◆ SUPPLIED MATERIAL ◆
Begin
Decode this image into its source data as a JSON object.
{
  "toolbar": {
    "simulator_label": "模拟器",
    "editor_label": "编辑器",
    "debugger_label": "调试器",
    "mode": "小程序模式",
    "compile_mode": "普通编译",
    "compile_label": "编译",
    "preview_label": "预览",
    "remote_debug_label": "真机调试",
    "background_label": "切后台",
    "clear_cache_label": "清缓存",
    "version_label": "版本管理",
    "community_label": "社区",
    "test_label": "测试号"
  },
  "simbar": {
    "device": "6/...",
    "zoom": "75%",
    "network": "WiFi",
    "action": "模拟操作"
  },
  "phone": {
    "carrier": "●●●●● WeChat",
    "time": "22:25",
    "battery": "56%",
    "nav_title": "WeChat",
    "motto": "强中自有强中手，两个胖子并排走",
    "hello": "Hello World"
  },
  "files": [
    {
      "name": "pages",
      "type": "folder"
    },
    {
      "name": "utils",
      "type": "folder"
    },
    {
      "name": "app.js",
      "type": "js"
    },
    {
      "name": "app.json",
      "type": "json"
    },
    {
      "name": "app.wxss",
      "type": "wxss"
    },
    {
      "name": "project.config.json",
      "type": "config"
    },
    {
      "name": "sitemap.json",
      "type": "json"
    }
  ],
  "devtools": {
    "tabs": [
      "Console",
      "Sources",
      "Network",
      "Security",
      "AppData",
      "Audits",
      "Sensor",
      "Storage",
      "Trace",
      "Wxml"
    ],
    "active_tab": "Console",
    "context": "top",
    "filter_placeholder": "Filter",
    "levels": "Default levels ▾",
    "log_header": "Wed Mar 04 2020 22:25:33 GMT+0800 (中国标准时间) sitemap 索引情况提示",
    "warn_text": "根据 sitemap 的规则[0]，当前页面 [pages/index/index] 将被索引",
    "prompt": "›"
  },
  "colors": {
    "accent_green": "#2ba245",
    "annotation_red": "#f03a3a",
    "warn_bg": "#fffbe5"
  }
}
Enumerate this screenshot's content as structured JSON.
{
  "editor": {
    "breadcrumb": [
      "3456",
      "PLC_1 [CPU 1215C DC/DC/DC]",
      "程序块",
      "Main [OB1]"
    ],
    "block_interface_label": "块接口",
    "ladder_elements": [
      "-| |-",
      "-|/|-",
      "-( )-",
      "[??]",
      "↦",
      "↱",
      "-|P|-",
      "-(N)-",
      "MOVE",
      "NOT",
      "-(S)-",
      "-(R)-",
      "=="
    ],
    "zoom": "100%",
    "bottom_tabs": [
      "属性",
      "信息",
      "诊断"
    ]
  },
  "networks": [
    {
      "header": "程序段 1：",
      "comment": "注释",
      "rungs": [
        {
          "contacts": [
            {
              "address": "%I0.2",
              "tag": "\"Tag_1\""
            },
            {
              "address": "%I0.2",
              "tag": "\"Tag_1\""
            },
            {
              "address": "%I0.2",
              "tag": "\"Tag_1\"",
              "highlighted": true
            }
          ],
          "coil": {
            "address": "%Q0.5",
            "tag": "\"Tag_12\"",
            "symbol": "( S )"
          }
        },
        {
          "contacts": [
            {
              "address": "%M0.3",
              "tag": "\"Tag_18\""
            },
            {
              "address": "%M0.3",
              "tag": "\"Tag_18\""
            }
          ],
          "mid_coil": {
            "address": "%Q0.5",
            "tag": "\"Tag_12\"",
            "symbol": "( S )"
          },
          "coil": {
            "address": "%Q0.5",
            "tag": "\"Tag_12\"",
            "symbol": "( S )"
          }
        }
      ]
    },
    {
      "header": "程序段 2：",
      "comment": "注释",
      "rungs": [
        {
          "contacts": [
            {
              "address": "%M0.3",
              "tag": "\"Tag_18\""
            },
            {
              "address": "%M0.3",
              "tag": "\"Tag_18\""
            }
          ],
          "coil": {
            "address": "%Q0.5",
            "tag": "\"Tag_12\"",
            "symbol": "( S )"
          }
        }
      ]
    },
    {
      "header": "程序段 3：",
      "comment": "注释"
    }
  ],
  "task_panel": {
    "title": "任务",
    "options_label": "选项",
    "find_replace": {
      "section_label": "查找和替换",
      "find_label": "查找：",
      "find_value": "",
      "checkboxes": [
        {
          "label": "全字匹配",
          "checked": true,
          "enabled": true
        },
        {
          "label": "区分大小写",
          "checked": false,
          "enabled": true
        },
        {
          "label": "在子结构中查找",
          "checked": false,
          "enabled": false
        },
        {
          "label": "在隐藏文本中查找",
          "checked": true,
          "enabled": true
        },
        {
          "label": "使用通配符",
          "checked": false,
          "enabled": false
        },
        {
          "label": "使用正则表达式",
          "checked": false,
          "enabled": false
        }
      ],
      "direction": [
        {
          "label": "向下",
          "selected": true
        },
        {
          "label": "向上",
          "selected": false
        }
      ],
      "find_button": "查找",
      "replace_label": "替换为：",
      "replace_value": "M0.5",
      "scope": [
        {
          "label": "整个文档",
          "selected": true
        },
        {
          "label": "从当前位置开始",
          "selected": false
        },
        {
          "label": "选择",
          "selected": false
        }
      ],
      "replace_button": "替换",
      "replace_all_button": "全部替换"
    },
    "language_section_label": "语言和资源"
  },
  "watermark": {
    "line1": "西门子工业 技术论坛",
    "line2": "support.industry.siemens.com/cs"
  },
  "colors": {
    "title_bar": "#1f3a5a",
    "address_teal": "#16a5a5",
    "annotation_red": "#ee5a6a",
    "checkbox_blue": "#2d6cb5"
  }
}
End
◆ WHAT YOU SHOULD DO ◆
Return each line among the entries that holds the word "type".

◆ EXPECTED OUTPUT ◆
      "type": "folder"
      "type": "folder"
      "type": "js"
      "type": "json"
      "type": "wxss"
      "type": "config"
      "type": "json"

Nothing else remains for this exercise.